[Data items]
··········

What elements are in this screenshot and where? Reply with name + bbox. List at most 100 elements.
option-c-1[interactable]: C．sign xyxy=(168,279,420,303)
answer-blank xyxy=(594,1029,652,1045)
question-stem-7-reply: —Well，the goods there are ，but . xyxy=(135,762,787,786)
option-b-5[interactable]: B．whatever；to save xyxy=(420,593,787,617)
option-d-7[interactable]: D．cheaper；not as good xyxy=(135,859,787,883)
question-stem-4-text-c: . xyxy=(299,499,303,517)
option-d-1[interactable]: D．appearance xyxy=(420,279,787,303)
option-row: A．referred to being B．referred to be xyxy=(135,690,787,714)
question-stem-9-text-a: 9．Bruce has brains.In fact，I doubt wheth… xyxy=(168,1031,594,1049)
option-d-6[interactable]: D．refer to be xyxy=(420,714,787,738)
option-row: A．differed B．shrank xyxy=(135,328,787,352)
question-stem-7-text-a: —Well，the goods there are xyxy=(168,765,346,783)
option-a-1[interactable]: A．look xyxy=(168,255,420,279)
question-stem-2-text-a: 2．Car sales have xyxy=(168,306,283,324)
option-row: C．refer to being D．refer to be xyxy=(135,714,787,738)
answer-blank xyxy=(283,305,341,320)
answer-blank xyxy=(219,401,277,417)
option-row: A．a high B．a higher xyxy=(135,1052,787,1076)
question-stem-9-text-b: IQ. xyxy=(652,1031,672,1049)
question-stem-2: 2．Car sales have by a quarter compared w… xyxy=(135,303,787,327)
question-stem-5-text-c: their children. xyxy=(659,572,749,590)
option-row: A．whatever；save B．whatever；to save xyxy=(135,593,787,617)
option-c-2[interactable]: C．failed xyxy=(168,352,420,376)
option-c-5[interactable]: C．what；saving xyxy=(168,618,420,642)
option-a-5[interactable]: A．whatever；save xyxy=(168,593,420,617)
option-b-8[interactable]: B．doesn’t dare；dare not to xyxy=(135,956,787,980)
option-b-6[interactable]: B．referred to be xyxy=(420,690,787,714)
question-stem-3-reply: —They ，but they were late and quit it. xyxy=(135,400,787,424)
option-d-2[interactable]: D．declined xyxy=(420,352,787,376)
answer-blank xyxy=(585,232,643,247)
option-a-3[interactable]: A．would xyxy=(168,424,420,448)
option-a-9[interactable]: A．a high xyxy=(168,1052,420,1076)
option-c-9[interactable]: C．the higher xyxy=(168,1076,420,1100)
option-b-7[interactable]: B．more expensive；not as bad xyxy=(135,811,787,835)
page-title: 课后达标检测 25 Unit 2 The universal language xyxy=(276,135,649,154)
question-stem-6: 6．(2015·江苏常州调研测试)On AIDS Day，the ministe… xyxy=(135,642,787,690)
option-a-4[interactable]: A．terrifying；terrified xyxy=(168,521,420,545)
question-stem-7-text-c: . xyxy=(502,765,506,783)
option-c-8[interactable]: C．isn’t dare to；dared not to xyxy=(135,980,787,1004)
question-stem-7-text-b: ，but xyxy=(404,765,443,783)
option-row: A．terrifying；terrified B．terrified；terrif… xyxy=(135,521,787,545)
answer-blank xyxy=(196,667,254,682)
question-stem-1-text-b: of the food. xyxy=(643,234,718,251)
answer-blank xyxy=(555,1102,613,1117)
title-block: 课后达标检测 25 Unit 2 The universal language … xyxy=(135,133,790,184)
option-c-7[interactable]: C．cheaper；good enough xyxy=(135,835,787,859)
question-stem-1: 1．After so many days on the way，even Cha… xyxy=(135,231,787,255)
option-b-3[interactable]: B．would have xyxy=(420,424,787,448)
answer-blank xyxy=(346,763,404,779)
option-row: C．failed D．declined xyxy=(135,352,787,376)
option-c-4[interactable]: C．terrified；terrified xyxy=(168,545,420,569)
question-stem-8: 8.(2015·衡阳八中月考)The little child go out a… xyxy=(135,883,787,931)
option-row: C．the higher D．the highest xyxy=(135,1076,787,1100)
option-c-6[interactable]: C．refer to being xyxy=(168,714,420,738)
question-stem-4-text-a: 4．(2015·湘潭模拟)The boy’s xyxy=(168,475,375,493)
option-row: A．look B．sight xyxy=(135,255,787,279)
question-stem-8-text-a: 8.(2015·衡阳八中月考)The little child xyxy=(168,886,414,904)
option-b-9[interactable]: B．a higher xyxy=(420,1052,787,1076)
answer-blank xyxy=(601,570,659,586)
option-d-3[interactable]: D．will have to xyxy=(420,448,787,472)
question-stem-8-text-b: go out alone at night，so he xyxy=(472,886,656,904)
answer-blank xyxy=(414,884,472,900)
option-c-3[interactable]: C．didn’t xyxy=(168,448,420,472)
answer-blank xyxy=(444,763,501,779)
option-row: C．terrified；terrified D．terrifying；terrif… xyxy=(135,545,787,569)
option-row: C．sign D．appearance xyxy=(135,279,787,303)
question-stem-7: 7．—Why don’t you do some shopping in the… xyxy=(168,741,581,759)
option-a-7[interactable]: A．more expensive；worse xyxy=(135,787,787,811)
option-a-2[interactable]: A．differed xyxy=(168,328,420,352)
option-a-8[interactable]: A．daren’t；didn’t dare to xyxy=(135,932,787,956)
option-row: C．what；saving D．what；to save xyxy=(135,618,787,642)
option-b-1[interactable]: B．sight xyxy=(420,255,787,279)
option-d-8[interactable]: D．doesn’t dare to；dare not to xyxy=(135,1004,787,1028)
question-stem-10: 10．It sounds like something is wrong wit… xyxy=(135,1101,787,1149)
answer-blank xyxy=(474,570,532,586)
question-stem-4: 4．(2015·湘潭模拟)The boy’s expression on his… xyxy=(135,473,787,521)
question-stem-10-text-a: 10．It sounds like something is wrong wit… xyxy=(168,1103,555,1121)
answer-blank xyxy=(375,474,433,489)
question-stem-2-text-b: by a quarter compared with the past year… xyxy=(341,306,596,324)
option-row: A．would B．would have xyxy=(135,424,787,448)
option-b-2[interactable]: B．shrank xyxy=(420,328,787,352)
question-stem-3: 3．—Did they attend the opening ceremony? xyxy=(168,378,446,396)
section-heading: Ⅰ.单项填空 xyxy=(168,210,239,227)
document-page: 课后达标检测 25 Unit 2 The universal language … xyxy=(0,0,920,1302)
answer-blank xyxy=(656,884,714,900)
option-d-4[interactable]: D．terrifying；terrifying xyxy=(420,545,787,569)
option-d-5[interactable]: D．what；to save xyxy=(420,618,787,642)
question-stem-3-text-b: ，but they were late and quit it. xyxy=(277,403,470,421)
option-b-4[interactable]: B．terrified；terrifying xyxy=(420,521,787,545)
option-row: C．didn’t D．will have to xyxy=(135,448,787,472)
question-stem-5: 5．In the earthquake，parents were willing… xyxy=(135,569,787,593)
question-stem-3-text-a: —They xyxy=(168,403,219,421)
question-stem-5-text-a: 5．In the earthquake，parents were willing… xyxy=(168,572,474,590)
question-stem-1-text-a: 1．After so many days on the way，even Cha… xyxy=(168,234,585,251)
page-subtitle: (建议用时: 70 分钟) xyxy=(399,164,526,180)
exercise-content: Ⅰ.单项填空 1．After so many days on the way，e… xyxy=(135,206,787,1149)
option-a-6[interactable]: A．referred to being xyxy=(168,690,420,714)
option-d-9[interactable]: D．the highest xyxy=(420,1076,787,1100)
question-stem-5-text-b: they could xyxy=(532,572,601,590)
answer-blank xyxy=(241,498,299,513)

··········

* [Work required]
Convert the data, from its first line through the line containing "option-row: A．differed B．shrank", into a Markdown table with columns named Row and Entry, skipping any blank lines.

* [Worked solution]
| Row | Entry |
|---|---|
| 1 | What elements are in this screenshot and where? Reply with name + bbox. List at most 100 elements. |
| 2 | option-c-1[interactable]: C．sign xyxy=(168,279,420,303) |
| 3 | answer-blank xyxy=(594,1029,652,1045) |
| 4 | question-stem-7-reply: —Well，the goods there are ，but . xyxy=(135,762,787,786) |
| 5 | option-b-5[interactable]: B．whatever；to save xyxy=(420,593,787,617) |
| 6 | option-d-7[interactable]: D．cheaper；not as good xyxy=(135,859,787,883) |
| 7 | question-stem-4-text-c: . xyxy=(299,499,303,517) |
| 8 | option-d-1[interactable]: D．appearance xyxy=(420,279,787,303) |
| 9 | option-row: A．referred to being B．referred to be xyxy=(135,690,787,714) |
| 10 | question-stem-9-text-a: 9．Bruce has brains.In fact，I doubt wheth… xyxy=(168,1031,594,1049) |
| 11 | option-d-6[interactable]: D．refer to be xyxy=(420,714,787,738) |
| 12 | option-row: A．differed B．shrank xyxy=(135,328,787,352) |